> [MATERIAL]
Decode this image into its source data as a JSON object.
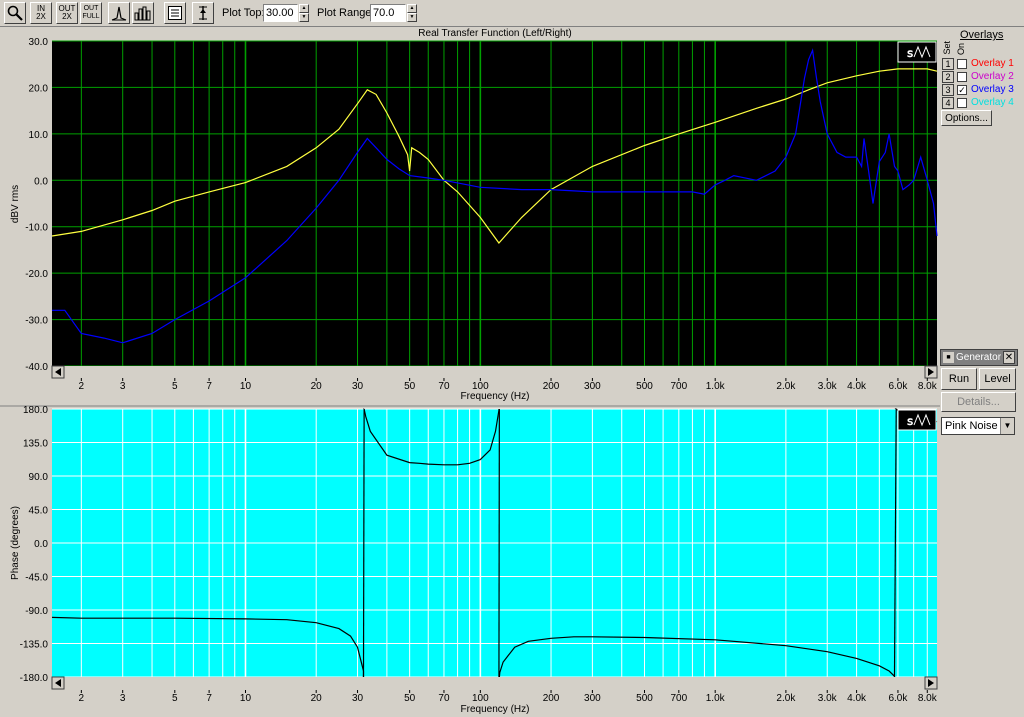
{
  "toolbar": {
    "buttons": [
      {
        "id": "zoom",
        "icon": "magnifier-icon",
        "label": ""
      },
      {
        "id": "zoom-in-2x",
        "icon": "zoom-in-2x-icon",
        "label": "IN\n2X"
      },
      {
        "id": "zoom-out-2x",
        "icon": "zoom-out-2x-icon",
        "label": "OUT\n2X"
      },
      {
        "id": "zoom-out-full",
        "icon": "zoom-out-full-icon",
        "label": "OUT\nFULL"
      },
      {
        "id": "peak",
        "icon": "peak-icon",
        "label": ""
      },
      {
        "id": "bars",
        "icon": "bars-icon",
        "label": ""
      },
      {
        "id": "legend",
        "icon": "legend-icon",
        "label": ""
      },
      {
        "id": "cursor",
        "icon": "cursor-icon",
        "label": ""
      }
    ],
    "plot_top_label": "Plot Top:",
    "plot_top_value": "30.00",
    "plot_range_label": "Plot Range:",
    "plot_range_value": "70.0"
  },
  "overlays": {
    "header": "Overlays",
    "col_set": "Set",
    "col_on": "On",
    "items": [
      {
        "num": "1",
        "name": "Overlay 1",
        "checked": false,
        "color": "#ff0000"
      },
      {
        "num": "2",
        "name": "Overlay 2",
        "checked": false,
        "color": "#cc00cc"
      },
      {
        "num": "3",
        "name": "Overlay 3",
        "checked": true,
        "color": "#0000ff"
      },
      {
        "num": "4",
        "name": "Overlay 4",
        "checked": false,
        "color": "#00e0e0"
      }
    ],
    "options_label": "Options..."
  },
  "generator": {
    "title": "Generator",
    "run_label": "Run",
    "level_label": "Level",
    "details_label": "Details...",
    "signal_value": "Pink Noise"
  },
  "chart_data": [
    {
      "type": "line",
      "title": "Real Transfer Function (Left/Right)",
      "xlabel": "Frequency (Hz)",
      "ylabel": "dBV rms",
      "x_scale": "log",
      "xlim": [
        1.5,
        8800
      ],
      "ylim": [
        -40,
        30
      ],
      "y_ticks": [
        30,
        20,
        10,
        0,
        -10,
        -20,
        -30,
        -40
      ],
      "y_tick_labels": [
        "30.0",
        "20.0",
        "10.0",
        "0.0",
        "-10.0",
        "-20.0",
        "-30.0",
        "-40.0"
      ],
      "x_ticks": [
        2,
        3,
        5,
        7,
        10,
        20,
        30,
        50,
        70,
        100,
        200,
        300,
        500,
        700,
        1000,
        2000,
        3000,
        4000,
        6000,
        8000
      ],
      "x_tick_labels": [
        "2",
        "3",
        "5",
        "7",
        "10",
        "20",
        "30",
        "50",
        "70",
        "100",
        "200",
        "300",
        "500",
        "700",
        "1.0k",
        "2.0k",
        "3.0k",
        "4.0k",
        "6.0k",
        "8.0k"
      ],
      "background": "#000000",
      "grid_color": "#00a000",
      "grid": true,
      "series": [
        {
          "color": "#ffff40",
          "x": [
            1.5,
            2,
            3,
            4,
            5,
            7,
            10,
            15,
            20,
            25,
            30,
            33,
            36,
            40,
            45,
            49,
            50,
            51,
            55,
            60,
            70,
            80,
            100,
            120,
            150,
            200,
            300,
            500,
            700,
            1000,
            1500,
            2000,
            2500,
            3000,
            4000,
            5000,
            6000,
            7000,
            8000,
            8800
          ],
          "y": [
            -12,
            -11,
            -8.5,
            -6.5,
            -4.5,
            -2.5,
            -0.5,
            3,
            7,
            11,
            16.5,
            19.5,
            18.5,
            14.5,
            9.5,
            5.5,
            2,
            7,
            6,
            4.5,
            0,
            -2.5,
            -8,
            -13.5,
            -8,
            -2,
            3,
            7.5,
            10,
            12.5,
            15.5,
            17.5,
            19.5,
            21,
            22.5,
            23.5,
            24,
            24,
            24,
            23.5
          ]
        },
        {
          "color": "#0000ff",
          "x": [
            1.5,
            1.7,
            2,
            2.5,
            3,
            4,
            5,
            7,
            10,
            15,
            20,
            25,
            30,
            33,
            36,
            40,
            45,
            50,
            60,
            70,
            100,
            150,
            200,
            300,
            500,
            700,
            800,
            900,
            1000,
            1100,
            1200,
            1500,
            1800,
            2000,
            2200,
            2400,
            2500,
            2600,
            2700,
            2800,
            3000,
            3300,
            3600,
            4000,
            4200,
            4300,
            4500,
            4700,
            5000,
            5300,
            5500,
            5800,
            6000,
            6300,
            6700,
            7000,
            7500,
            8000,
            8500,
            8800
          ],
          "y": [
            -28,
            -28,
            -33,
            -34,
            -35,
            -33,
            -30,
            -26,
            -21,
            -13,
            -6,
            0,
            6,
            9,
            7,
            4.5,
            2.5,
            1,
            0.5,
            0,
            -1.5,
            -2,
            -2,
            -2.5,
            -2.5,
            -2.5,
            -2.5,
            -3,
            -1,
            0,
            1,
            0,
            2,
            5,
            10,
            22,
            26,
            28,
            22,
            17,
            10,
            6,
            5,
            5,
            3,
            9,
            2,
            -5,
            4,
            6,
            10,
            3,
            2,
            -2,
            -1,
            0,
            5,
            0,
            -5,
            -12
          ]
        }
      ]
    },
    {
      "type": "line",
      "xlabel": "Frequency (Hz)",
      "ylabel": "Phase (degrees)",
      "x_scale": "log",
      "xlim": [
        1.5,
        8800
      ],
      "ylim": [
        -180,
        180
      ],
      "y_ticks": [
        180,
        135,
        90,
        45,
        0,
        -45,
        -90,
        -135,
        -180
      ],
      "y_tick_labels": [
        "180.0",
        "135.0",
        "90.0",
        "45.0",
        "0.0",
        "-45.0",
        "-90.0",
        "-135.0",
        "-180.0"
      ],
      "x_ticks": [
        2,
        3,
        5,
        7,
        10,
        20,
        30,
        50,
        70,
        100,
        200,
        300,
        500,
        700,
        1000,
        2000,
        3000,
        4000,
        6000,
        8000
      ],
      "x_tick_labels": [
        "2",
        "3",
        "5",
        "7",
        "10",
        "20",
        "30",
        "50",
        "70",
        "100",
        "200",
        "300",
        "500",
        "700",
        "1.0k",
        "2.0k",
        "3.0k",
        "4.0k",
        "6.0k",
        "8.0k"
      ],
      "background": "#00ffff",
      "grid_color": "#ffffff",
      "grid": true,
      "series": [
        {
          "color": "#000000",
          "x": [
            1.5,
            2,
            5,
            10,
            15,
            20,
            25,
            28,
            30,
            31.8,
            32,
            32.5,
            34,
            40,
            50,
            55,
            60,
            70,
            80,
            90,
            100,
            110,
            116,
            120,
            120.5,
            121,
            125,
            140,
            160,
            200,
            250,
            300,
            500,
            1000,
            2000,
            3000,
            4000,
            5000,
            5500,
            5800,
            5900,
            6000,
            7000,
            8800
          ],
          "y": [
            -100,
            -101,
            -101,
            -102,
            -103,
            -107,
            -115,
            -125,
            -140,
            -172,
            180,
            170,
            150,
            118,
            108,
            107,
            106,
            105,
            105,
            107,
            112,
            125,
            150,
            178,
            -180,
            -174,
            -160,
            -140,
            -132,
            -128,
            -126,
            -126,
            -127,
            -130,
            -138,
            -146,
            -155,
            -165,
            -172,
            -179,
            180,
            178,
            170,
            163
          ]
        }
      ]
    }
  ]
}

> [REQUEST]
In the material above, find the lines that contain "title" and show them.

> [RESPONSE TO THE EXERCISE]
    "title": "Generator",
      "title": "Real Transfer Function (Left/Right)",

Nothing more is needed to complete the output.